**TASK**
Would you copy out the whole listing exactly as given?

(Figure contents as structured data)
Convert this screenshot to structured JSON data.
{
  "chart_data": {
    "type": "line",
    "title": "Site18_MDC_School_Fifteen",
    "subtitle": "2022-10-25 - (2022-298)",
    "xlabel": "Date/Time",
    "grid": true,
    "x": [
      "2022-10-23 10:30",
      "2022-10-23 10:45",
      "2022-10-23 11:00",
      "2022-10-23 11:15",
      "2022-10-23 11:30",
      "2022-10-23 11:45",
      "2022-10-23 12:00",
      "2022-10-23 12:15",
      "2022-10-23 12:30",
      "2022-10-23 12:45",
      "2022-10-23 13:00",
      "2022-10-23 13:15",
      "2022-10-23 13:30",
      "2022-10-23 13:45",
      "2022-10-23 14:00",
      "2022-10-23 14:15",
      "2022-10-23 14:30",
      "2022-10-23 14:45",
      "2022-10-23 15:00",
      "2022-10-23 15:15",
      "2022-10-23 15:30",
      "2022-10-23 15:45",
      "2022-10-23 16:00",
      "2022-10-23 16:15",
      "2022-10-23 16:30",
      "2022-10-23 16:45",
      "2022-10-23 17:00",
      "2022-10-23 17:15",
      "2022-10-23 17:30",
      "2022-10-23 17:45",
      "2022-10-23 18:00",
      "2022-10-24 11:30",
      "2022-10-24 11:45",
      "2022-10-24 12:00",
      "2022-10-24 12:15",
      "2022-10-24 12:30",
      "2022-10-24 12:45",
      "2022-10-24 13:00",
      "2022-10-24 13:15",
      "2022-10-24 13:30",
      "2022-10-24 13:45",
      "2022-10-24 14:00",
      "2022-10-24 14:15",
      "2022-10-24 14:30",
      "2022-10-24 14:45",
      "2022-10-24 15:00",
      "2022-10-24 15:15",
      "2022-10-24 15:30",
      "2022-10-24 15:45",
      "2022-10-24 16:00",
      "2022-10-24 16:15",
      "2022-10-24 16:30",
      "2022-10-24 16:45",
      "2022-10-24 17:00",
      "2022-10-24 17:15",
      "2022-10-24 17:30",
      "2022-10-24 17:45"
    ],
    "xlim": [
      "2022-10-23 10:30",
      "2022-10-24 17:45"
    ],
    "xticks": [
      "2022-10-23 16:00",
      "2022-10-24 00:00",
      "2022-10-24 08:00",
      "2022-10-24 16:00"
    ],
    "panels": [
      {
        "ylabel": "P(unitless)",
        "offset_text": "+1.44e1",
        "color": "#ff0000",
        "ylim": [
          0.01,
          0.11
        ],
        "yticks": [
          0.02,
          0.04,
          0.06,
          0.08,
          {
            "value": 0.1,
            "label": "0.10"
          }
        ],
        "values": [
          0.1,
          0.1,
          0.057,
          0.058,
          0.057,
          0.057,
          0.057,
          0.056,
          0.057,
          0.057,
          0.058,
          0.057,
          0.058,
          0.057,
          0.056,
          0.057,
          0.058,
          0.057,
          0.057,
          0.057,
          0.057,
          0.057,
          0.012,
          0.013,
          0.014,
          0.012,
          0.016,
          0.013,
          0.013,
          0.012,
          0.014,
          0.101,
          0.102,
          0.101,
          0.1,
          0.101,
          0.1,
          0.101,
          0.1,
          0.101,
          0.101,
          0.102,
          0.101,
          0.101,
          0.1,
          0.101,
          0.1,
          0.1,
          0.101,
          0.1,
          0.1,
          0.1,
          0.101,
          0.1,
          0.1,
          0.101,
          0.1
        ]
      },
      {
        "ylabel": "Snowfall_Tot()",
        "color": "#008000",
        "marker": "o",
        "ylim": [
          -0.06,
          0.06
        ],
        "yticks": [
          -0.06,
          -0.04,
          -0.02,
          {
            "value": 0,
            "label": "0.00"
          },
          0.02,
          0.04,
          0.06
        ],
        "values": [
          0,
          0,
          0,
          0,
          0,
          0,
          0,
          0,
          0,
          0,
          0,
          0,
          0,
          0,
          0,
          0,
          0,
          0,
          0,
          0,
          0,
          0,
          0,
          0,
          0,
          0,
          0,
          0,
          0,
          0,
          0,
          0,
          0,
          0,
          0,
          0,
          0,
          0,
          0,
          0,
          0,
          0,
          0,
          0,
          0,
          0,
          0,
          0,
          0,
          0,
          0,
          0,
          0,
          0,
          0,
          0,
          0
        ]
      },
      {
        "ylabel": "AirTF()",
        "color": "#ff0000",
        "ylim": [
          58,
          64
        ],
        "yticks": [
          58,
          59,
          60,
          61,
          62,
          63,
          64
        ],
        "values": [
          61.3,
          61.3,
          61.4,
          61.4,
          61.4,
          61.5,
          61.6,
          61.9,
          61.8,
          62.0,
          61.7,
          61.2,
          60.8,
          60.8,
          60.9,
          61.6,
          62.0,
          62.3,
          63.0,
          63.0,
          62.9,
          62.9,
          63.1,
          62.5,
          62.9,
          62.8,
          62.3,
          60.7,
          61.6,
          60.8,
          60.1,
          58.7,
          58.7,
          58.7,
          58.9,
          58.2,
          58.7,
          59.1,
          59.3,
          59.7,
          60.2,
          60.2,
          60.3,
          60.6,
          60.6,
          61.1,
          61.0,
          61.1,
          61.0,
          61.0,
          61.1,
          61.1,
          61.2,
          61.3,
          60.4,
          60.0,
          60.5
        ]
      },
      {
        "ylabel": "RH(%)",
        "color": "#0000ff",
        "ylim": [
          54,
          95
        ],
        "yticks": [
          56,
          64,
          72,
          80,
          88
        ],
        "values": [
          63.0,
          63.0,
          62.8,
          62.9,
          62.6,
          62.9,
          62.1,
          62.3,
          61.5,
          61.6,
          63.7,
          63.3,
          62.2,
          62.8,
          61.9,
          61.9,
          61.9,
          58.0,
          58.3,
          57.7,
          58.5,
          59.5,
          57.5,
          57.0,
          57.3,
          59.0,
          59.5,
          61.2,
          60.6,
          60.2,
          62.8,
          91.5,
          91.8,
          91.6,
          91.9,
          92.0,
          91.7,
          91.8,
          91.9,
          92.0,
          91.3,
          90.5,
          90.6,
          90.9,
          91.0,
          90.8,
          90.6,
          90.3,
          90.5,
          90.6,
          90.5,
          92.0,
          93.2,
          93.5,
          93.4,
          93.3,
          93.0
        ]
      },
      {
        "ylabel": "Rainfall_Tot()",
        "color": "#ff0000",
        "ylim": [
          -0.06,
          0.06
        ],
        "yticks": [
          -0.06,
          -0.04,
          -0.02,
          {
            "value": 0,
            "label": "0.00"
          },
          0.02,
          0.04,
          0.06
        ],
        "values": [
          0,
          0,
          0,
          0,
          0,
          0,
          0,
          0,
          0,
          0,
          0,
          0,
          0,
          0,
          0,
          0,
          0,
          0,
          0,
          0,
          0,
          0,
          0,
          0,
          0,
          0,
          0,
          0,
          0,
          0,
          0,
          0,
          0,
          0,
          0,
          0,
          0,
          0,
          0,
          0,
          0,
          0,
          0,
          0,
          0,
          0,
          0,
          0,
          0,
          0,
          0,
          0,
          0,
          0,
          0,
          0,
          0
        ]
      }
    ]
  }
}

**SOLUTION TO THE EXERCISE**
Convert this screenshot to structured JSON data.
{
  "chart_data": {
    "type": "line",
    "title": "Site18_MDC_School_Fifteen",
    "subtitle": "2022-10-25 - (2022-298)",
    "xlabel": "Date/Time",
    "grid": true,
    "x": [
      "2022-10-23 10:30",
      "2022-10-23 10:45",
      "2022-10-23 11:00",
      "2022-10-23 11:15",
      "2022-10-23 11:30",
      "2022-10-23 11:45",
      "2022-10-23 12:00",
      "2022-10-23 12:15",
      "2022-10-23 12:30",
      "2022-10-23 12:45",
      "2022-10-23 13:00",
      "2022-10-23 13:15",
      "2022-10-23 13:30",
      "2022-10-23 13:45",
      "2022-10-23 14:00",
      "2022-10-23 14:15",
      "2022-10-23 14:30",
      "2022-10-23 14:45",
      "2022-10-23 15:00",
      "2022-10-23 15:15",
      "2022-10-23 15:30",
      "2022-10-23 15:45",
      "2022-10-23 16:00",
      "2022-10-23 16:15",
      "2022-10-23 16:30",
      "2022-10-23 16:45",
      "2022-10-23 17:00",
      "2022-10-23 17:15",
      "2022-10-23 17:30",
      "2022-10-23 17:45",
      "2022-10-23 18:00",
      "2022-10-24 11:30",
      "2022-10-24 11:45",
      "2022-10-24 12:00",
      "2022-10-24 12:15",
      "2022-10-24 12:30",
      "2022-10-24 12:45",
      "2022-10-24 13:00",
      "2022-10-24 13:15",
      "2022-10-24 13:30",
      "2022-10-24 13:45",
      "2022-10-24 14:00",
      "2022-10-24 14:15",
      "2022-10-24 14:30",
      "2022-10-24 14:45",
      "2022-10-24 15:00",
      "2022-10-24 15:15",
      "2022-10-24 15:30",
      "2022-10-24 15:45",
      "2022-10-24 16:00",
      "2022-10-24 16:15",
      "2022-10-24 16:30",
      "2022-10-24 16:45",
      "2022-10-24 17:00",
      "2022-10-24 17:15",
      "2022-10-24 17:30",
      "2022-10-24 17:45"
    ],
    "xlim": [
      "2022-10-23 10:30",
      "2022-10-24 17:45"
    ],
    "xticks": [
      "2022-10-23 16:00",
      "2022-10-24 00:00",
      "2022-10-24 08:00",
      "2022-10-24 16:00"
    ],
    "panels": [
      {
        "ylabel": "P(unitless)",
        "offset_text": "+1.44e1",
        "color": "#ff0000",
        "ylim": [
          0.01,
          0.11
        ],
        "yticks": [
          0.02,
          0.04,
          0.06,
          0.08,
          {
            "value": 0.1,
            "label": "0.10"
          }
        ],
        "values": [
          0.1,
          0.1,
          0.057,
          0.058,
          0.057,
          0.057,
          0.057,
          0.056,
          0.057,
          0.057,
          0.058,
          0.057,
          0.058,
          0.057,
          0.056,
          0.057,
          0.058,
          0.057,
          0.057,
          0.057,
          0.057,
          0.057,
          0.012,
          0.013,
          0.014,
          0.012,
          0.016,
          0.013,
          0.013,
          0.012,
          0.014,
          0.101,
          0.102,
          0.101,
          0.1,
          0.101,
          0.1,
          0.101,
          0.1,
          0.101,
          0.101,
          0.102,
          0.101,
          0.101,
          0.1,
          0.101,
          0.1,
          0.1,
          0.101,
          0.1,
          0.1,
          0.1,
          0.101,
          0.1,
          0.1,
          0.101,
          0.1
        ]
      },
      {
        "ylabel": "Snowfall_Tot()",
        "color": "#008000",
        "marker": "o",
        "ylim": [
          -0.06,
          0.06
        ],
        "yticks": [
          -0.06,
          -0.04,
          -0.02,
          {
            "value": 0,
            "label": "0.00"
          },
          0.02,
          0.04,
          0.06
        ],
        "values": [
          0,
          0,
          0,
          0,
          0,
          0,
          0,
          0,
          0,
          0,
          0,
          0,
          0,
          0,
          0,
          0,
          0,
          0,
          0,
          0,
          0,
          0,
          0,
          0,
          0,
          0,
          0,
          0,
          0,
          0,
          0,
          0,
          0,
          0,
          0,
          0,
          0,
          0,
          0,
          0,
          0,
          0,
          0,
          0,
          0,
          0,
          0,
          0,
          0,
          0,
          0,
          0,
          0,
          0,
          0,
          0,
          0
        ]
      },
      {
        "ylabel": "AirTF()",
        "color": "#ff0000",
        "ylim": [
          58,
          64
        ],
        "yticks": [
          58,
          59,
          60,
          61,
          62,
          63,
          64
        ],
        "values": [
          61.3,
          61.3,
          61.4,
          61.4,
          61.4,
          61.5,
          61.6,
          61.9,
          61.8,
          62.0,
          61.7,
          61.2,
          60.8,
          60.8,
          60.9,
          61.6,
          62.0,
          62.3,
          63.0,
          63.0,
          62.9,
          62.9,
          63.1,
          62.5,
          62.9,
          62.8,
          62.3,
          60.7,
          61.6,
          60.8,
          60.1,
          58.7,
          58.7,
          58.7,
          58.9,
          58.2,
          58.7,
          59.1,
          59.3,
          59.7,
          60.2,
          60.2,
          60.3,
          60.6,
          60.6,
          61.1,
          61.0,
          61.1,
          61.0,
          61.0,
          61.1,
          61.1,
          61.2,
          61.3,
          60.4,
          60.0,
          60.5
        ]
      },
      {
        "ylabel": "RH(%)",
        "color": "#0000ff",
        "ylim": [
          54,
          95
        ],
        "yticks": [
          56,
          64,
          72,
          80,
          88
        ],
        "values": [
          63.0,
          63.0,
          62.8,
          62.9,
          62.6,
          62.9,
          62.1,
          62.3,
          61.5,
          61.6,
          63.7,
          63.3,
          62.2,
          62.8,
          61.9,
          61.9,
          61.9,
          58.0,
          58.3,
          57.7,
          58.5,
          59.5,
          57.5,
          57.0,
          57.3,
          59.0,
          59.5,
          61.2,
          60.6,
          60.2,
          62.8,
          91.5,
          91.8,
          91.6,
          91.9,
          92.0,
          91.7,
          91.8,
          91.9,
          92.0,
          91.3,
          90.5,
          90.6,
          90.9,
          91.0,
          90.8,
          90.6,
          90.3,
          90.5,
          90.6,
          90.5,
          92.0,
          93.2,
          93.5,
          93.4,
          93.3,
          93.0
        ]
      },
      {
        "ylabel": "Rainfall_Tot()",
        "color": "#ff0000",
        "ylim": [
          -0.06,
          0.06
        ],
        "yticks": [
          -0.06,
          -0.04,
          -0.02,
          {
            "value": 0,
            "label": "0.00"
          },
          0.02,
          0.04,
          0.06
        ],
        "values": [
          0,
          0,
          0,
          0,
          0,
          0,
          0,
          0,
          0,
          0,
          0,
          0,
          0,
          0,
          0,
          0,
          0,
          0,
          0,
          0,
          0,
          0,
          0,
          0,
          0,
          0,
          0,
          0,
          0,
          0,
          0,
          0,
          0,
          0,
          0,
          0,
          0,
          0,
          0,
          0,
          0,
          0,
          0,
          0,
          0,
          0,
          0,
          0,
          0,
          0,
          0,
          0,
          0,
          0,
          0,
          0,
          0
        ]
      }
    ]
  }
}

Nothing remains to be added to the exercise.